● PROBLEM:
Where a line below holds the string "Summary", copy that line.

▬▬▬▬▬▬▬▬▬▬

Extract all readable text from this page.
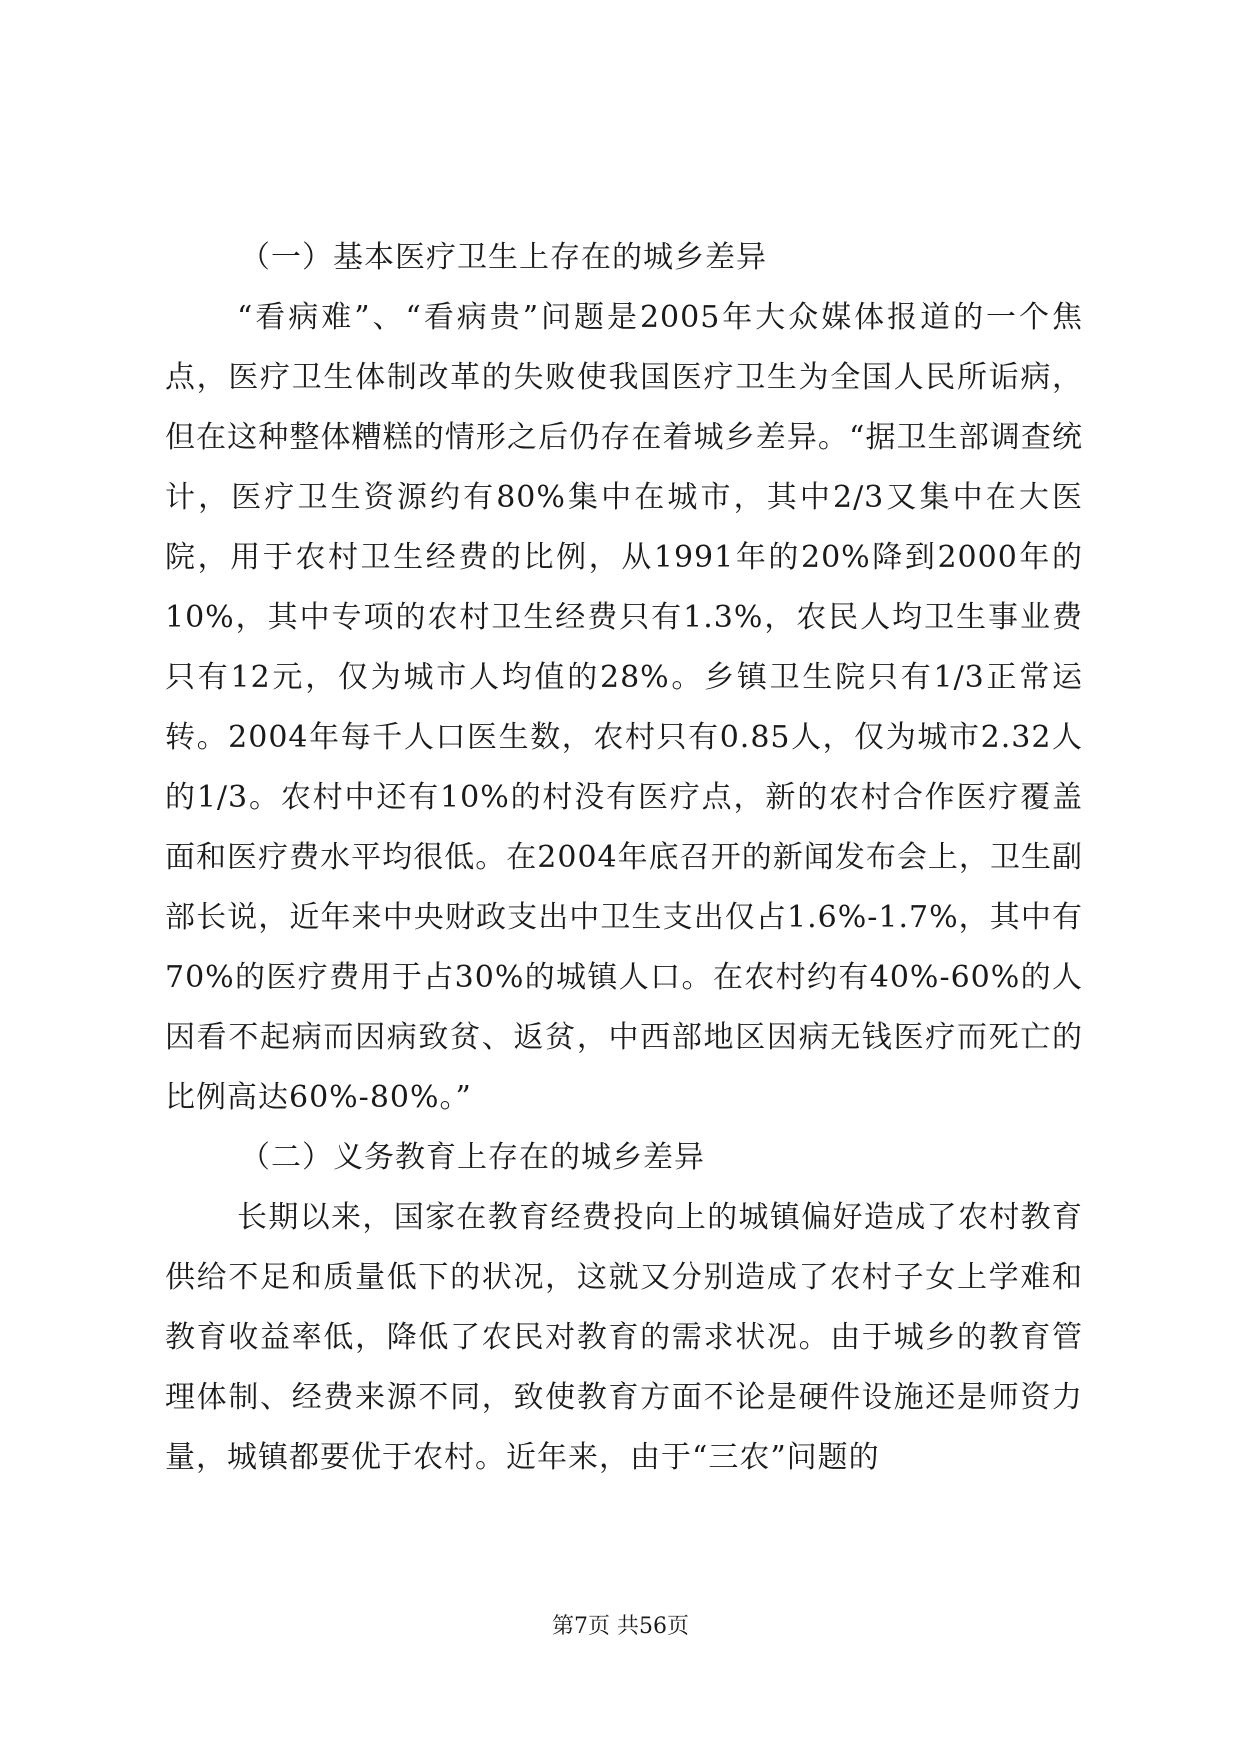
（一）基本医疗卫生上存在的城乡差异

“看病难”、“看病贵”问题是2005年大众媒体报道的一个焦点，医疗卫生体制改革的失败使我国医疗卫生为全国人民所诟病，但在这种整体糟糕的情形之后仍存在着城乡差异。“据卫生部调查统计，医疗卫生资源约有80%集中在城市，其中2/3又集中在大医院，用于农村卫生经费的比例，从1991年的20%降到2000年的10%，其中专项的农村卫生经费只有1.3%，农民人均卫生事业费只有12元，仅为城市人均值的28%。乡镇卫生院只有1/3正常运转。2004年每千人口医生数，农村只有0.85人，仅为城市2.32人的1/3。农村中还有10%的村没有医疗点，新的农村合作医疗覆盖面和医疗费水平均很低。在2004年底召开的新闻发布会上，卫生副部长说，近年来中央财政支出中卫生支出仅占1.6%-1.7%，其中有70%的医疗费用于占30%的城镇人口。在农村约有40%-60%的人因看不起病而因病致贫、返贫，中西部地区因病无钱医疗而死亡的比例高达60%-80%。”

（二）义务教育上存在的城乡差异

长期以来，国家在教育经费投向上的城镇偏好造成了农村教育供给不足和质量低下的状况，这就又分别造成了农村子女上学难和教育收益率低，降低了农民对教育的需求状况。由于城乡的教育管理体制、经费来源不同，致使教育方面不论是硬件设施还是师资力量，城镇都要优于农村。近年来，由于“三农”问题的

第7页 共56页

▬▬▬▬▬▬▬▬▬▬

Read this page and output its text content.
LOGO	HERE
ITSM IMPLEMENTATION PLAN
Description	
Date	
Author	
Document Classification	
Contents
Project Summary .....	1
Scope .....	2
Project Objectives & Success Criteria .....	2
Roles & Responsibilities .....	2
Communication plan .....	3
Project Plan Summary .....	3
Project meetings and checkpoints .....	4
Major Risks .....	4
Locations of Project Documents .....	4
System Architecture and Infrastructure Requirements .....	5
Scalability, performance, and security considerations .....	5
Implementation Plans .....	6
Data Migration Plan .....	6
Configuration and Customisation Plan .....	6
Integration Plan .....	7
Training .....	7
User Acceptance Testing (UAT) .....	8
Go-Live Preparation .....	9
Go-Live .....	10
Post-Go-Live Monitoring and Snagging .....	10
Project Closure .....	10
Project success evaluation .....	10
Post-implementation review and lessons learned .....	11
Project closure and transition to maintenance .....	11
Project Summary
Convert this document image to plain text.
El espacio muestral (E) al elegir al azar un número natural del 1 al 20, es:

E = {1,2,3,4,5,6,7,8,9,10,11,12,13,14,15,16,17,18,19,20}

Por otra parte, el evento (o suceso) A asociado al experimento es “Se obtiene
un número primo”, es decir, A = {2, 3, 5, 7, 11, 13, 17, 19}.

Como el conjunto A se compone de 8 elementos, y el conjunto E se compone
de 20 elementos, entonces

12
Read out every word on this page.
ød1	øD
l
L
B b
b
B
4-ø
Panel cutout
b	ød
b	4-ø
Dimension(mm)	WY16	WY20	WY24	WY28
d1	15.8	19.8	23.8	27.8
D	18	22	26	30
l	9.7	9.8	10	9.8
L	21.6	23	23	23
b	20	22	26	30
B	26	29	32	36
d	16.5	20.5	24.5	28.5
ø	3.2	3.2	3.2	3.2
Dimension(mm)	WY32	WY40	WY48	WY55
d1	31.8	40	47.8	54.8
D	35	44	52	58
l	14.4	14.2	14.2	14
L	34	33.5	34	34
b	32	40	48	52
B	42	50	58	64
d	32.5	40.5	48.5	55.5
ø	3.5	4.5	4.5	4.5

▬▬▬▬▬▬▬▬▬▬

● WRITTEN RESPONSE:
Project Summary .....	1
Project Plan Summary .....	3
Project Summary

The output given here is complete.